§ **Short exercise**: Arrange every line of the material below as a numbered list, omitting blank lines and leaving the pictures out.

Begin Provided records

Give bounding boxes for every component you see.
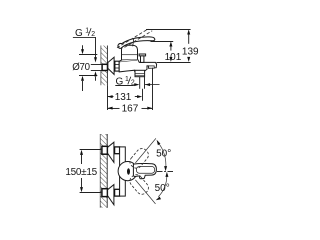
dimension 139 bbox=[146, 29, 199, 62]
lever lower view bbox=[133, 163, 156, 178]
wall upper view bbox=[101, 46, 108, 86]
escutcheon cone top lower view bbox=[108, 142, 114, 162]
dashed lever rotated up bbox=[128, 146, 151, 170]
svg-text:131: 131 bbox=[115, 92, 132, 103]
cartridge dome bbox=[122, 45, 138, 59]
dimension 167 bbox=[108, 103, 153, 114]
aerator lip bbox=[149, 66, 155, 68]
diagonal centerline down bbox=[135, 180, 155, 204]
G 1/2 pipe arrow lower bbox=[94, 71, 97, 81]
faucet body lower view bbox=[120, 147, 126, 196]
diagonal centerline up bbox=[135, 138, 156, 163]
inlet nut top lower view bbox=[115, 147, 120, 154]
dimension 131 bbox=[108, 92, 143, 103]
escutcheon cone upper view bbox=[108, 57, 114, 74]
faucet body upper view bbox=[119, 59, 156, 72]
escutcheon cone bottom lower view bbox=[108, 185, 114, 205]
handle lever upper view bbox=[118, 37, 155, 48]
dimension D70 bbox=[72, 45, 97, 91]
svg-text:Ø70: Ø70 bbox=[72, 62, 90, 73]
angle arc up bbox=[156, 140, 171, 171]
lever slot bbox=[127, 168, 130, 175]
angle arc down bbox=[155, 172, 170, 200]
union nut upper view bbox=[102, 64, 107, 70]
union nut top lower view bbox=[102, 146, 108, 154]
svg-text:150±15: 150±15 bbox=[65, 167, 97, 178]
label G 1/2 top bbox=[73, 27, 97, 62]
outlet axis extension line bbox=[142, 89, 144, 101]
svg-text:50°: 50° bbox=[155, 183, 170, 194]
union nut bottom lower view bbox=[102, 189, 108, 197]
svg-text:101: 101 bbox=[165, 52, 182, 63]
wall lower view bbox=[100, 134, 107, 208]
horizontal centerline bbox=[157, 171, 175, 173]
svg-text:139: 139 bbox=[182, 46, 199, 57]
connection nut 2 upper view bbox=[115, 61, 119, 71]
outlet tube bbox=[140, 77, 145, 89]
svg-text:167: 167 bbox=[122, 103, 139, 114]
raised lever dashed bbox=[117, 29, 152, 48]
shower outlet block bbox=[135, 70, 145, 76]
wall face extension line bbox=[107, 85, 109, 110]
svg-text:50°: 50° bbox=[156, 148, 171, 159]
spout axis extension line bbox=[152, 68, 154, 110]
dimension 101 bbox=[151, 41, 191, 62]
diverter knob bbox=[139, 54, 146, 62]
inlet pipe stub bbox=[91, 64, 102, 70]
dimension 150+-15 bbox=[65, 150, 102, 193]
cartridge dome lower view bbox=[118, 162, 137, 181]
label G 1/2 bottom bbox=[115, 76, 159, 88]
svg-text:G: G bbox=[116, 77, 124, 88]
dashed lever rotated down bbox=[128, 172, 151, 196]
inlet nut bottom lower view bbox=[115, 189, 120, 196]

End Provided records

§ **Reply to the task**:
1. Give bounding boxes for every component you see.
2. dimension 139 bbox=[146, 29, 199, 62]
3. lever lower view bbox=[133, 163, 156, 178]
4. wall upper view bbox=[101, 46, 108, 86]
5. escutcheon cone top lower view bbox=[108, 142, 114, 162]
6. dashed lever rotated up bbox=[128, 146, 151, 170]
7. svg-text:131: 131 bbox=[115, 92, 132, 103]
8. cartridge dome bbox=[122, 45, 138, 59]
9. dimension 167 bbox=[108, 103, 153, 114]
10. aerator lip bbox=[149, 66, 155, 68]
11. diagonal centerline down bbox=[135, 180, 155, 204]
12. G 1/2 pipe arrow lower bbox=[94, 71, 97, 81]
13. faucet body lower view bbox=[120, 147, 126, 196]
14. diagonal centerline up bbox=[135, 138, 156, 163]
15. inlet nut top lower view bbox=[115, 147, 120, 154]
16. dimension 131 bbox=[108, 92, 143, 103]
17. escutcheon cone upper view bbox=[108, 57, 114, 74]
18. faucet body upper view bbox=[119, 59, 156, 72]
19. escutcheon cone bottom lower view bbox=[108, 185, 114, 205]
20. handle lever upper view bbox=[118, 37, 155, 48]
21. dimension D70 bbox=[72, 45, 97, 91]
22. svg-text:Ø70: Ø70 bbox=[72, 62, 90, 73]
23. angle arc up bbox=[156, 140, 171, 171]
24. lever slot bbox=[127, 168, 130, 175]
25. angle arc down bbox=[155, 172, 170, 200]
26. union nut upper view bbox=[102, 64, 107, 70]
27. union nut top lower view bbox=[102, 146, 108, 154]
28. svg-text:150±15: 150±15 bbox=[65, 167, 97, 178]
29. label G 1/2 top bbox=[73, 27, 97, 62]
30. outlet axis extension line bbox=[142, 89, 144, 101]
31. svg-text:50°: 50° bbox=[155, 183, 170, 194]
32. union nut bottom lower view bbox=[102, 189, 108, 197]
33. svg-text:101: 101 bbox=[165, 52, 182, 63]
34. wall lower view bbox=[100, 134, 107, 208]
35. horizontal centerline bbox=[157, 171, 175, 173]
36. svg-text:139: 139 bbox=[182, 46, 199, 57]
37. connection nut 2 upper view bbox=[115, 61, 119, 71]
38. outlet tube bbox=[140, 77, 145, 89]
39. svg-text:167: 167 bbox=[122, 103, 139, 114]
40. raised lever dashed bbox=[117, 29, 152, 48]
41. shower outlet block bbox=[135, 70, 145, 76]
42. wall face extension line bbox=[107, 85, 109, 110]
43. svg-text:50°: 50° bbox=[156, 148, 171, 159]
44. spout axis extension line bbox=[152, 68, 154, 110]
45. dimension 101 bbox=[151, 41, 191, 62]
46. diverter knob bbox=[139, 54, 146, 62]
47. inlet pipe stub bbox=[91, 64, 102, 70]
48. dimension 150+-15 bbox=[65, 150, 102, 193]
49. cartridge dome lower view bbox=[118, 162, 137, 181]
50. label G 1/2 bottom bbox=[115, 76, 159, 88]
51. svg-text:G: G bbox=[116, 77, 124, 88]
52. dashed lever rotated down bbox=[128, 172, 151, 196]
53. inlet nut bottom lower view bbox=[115, 189, 120, 196]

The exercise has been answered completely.